• **SHORT EXERCISE**
Using the Apache Hudi article below, decide whether each statement agrees with it, answering yes or no and quoting the deciding words. (a) Hudi was developed at Uber and later contributed to the Apache Software Foundation. (b) Before Hudi, late-arriving data was easy to handle because partitions could be modified directly. (c) Hudi provides a table-level abstraction over open file formats such as Apache Parquet/ORC.

Open Table Formats (part-1): Apache Hudi (Hadoop Upserts Deletes and Incrementals)

Mar 16, 2024

Introduction

I Have been exploring various table formats recently, And I went deep into Apache hudi. Here is a summary of what I learned from it .

At first, I thought Apache Hudi was simply a way to organize data in tables. But the more I looked into it, I realized it is much more than that. While the functionality provided by a table format is merely one layer in the Hudi software stack, Hudi is a whole system with tools that help manage data more smartly. It is designed to handle big sets of data that are always changing, making it useful for handling large, evolving datasets.

Before diving into Apache Hudi, let's discuss why we need to use a table format instead of directly editing or querying a data set or table.

Before Apache Hudi, re-computing a derived or target table after editing or updating data in a source dataset through batch processing was slow and resource-intensive, requiring the entire dataset to be recomputed repeatedly. Additionally, handling late-arriving data was difficult because partitions could not be modified directly, often resulting in the inefficient reprocessing of all data within a partition.

Uber faced similar challenges and developed Hudi to address them. Hudi was later open-sourced and contributed to the Apache Software Foundation.

Fig 1.1 Motivation for the creation of Hudi

Apache Hudi is a Transactional Data Lakehouse Platform that brings core warehouse and database functionality directly to a data lake, providing a table-level abstraction over open file formats like Apache Parquet/ORC stored on top of extremely scalable cloud storage or distributed file systems and enabling transactional capabilities such as updates/deletes, making it efficient and easier to organize, store, and work with data, particularly useful for large datasets that are constantly changing. With Hudi's "incremental" data processing, we can update or add new data without having to redo everything.

• **SOURCE MATERIAL**
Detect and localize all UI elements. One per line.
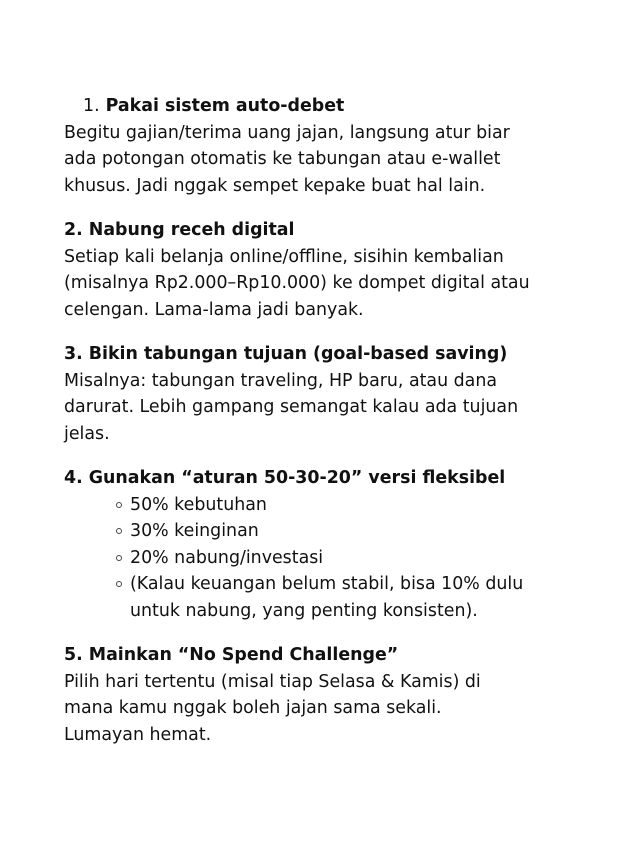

• **ANSWER FOR THIS EXERCISE**
(a) Yes: "Uber faced similar challenges and developed Hudi to address them. Hudi was later open-sourced and contributed to the Apache Software Foundation."
(b) No: "handling late-arriving data was difficult because partitions could not be modified directly"
(c) Yes: "providing a table-level abstraction over open file formats like Apache Parquet/ORC"